WORK TO BE COMPLETED:
Only lines with the string "điểm" matter here; gather them from the material below.

BEGIN MATERIALS PROVIDED

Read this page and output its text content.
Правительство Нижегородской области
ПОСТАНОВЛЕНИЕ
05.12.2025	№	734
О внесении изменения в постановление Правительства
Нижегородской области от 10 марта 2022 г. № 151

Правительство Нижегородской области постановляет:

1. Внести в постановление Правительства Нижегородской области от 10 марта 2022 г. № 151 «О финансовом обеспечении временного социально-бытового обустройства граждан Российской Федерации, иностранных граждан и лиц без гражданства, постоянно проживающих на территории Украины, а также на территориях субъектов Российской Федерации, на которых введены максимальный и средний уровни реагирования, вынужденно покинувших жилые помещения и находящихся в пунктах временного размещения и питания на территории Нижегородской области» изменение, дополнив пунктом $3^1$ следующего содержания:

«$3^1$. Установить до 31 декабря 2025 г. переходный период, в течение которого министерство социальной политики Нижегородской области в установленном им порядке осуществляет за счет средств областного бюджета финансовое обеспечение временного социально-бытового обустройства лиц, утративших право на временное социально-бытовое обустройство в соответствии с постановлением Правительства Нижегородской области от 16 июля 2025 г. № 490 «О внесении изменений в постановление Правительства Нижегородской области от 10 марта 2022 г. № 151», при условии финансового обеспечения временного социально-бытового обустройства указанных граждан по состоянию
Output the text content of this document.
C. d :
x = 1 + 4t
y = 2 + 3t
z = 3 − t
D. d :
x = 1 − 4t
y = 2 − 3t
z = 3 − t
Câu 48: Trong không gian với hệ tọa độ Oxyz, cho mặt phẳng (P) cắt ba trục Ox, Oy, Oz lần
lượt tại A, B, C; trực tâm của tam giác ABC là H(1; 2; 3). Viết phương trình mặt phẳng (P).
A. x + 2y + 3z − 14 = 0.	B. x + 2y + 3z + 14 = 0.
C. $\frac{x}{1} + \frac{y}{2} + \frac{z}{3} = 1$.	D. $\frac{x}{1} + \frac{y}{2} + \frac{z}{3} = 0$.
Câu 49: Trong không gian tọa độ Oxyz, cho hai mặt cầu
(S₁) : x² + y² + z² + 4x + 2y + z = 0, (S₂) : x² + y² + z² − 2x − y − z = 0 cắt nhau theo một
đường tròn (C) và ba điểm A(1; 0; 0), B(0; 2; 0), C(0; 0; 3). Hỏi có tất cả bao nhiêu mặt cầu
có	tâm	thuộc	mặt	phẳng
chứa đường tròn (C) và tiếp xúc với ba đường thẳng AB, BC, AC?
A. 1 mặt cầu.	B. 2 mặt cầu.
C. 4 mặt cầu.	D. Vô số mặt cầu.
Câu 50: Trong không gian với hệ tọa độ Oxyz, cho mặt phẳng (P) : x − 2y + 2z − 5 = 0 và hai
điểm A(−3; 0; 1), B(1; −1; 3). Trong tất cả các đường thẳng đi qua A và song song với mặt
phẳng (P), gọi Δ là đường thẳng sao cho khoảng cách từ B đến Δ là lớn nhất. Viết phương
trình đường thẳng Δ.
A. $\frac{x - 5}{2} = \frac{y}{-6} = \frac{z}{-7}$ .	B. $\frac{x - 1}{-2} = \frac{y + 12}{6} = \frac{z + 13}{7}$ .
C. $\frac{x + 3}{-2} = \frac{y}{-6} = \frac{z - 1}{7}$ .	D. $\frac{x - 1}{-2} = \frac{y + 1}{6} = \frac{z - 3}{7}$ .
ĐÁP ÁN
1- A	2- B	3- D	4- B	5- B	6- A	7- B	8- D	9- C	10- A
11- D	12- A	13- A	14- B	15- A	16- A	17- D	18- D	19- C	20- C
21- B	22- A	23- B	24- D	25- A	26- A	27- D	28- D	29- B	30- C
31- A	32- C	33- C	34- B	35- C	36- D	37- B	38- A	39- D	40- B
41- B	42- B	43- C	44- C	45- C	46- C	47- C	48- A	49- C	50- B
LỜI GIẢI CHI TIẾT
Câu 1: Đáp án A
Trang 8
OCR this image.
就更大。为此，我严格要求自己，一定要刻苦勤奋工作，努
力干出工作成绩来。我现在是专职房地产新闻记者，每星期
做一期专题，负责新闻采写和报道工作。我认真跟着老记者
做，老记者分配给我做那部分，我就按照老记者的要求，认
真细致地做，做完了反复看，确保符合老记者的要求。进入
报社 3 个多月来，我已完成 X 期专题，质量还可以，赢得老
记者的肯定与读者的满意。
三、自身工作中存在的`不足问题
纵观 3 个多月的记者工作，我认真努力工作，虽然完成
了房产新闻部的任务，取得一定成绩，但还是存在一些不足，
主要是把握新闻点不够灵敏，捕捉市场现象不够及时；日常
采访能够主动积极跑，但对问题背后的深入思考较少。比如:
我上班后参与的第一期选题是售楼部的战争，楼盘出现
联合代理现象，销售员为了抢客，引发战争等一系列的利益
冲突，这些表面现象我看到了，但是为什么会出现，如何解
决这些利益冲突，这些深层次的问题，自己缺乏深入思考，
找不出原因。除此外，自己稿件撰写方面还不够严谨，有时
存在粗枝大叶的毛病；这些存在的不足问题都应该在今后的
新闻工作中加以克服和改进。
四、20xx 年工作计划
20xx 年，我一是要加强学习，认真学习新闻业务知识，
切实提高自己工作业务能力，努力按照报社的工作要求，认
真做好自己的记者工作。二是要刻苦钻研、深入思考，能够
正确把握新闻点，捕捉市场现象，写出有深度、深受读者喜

END MATERIALS PROVIDED

SOLUTION FOR THIS EXERCISE:
đường tròn (C) và ba điểm A(1; 0; 0), B(0; 2; 0), C(0; 0; 3). Hỏi có tất cả bao nhiêu mặt cầu
điểm A(−3; 0; 1), B(1; −1; 3). Trong tất cả các đường thẳng đi qua A và song song với mặt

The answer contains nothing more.